_Work to be completed_. Locate all lines in the data below that hold "среды" and show them.

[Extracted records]

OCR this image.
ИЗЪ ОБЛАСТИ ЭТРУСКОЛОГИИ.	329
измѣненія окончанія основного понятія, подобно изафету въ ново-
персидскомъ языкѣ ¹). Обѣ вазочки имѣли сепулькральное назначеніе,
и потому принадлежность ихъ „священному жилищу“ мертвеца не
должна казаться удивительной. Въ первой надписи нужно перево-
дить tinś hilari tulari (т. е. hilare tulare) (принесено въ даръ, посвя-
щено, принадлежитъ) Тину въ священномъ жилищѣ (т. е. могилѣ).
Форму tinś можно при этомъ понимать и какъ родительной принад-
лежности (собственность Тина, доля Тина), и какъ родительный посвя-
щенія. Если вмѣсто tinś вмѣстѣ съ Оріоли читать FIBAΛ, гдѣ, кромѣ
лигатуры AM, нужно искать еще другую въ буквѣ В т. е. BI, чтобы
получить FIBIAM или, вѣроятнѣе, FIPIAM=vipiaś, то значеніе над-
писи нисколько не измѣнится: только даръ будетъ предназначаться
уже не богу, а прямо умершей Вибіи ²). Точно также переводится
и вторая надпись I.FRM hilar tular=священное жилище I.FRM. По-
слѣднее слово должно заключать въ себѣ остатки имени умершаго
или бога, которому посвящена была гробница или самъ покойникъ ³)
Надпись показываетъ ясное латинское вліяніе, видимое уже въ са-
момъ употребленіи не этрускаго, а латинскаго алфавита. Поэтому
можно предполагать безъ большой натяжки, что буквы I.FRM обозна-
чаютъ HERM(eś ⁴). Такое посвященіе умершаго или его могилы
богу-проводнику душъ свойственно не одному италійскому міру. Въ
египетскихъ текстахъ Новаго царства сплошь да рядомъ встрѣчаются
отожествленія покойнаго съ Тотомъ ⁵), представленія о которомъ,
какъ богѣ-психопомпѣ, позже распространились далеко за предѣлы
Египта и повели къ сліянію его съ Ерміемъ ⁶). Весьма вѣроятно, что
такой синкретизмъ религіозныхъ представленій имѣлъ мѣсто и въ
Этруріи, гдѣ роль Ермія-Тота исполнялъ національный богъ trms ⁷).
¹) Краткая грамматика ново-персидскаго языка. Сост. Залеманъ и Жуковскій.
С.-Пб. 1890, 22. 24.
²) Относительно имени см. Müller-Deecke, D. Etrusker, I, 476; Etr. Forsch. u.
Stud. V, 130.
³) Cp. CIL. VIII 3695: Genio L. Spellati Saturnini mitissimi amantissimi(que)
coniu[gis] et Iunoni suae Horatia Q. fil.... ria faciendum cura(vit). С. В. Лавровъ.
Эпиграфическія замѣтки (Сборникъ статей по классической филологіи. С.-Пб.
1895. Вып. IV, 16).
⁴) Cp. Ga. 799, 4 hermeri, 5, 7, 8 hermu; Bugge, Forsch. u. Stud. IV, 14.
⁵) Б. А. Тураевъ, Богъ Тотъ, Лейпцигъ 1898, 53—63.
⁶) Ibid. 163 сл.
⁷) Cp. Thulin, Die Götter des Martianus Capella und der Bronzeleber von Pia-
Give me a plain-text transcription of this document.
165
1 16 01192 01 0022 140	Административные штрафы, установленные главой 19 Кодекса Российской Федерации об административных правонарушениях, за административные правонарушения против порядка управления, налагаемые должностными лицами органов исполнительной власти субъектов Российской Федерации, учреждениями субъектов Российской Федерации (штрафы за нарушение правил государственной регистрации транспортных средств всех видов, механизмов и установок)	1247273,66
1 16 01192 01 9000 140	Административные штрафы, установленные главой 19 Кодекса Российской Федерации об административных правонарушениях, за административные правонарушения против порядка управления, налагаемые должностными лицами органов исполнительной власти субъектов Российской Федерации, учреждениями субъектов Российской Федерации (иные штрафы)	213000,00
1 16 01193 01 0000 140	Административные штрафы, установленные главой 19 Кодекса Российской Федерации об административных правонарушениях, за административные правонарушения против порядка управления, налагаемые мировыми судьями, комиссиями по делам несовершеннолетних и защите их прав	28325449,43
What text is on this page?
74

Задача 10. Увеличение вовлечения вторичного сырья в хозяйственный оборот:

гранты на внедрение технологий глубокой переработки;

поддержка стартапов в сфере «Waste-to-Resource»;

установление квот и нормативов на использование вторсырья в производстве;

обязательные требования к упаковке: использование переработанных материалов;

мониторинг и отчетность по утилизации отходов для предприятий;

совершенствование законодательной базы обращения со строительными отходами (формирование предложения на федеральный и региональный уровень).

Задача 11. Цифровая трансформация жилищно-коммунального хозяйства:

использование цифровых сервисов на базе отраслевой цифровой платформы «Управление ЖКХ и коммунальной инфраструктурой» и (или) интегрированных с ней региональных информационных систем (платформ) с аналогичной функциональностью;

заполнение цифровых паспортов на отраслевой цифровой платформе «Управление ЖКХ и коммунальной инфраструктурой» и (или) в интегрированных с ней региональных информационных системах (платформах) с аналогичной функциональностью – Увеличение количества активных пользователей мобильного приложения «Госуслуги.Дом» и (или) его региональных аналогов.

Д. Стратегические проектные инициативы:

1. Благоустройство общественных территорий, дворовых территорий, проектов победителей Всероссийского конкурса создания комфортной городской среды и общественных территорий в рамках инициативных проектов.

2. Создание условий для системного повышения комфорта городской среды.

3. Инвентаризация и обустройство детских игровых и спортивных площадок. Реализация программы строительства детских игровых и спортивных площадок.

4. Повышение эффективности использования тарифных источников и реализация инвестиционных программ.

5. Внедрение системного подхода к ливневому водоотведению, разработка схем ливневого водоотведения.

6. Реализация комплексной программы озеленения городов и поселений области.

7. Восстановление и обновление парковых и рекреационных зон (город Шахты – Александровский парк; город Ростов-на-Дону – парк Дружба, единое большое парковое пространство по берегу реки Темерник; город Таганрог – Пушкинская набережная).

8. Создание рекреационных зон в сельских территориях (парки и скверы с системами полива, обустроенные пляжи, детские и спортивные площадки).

_Output for this task_.
1. Благоустройство общественных территорий, дворовых территорий, проектов победителей Всероссийского конкурса создания комфортной городской среды и общественных территорий в рамках инициативных проектов.
2. Создание условий для системного повышения комфорта городской среды.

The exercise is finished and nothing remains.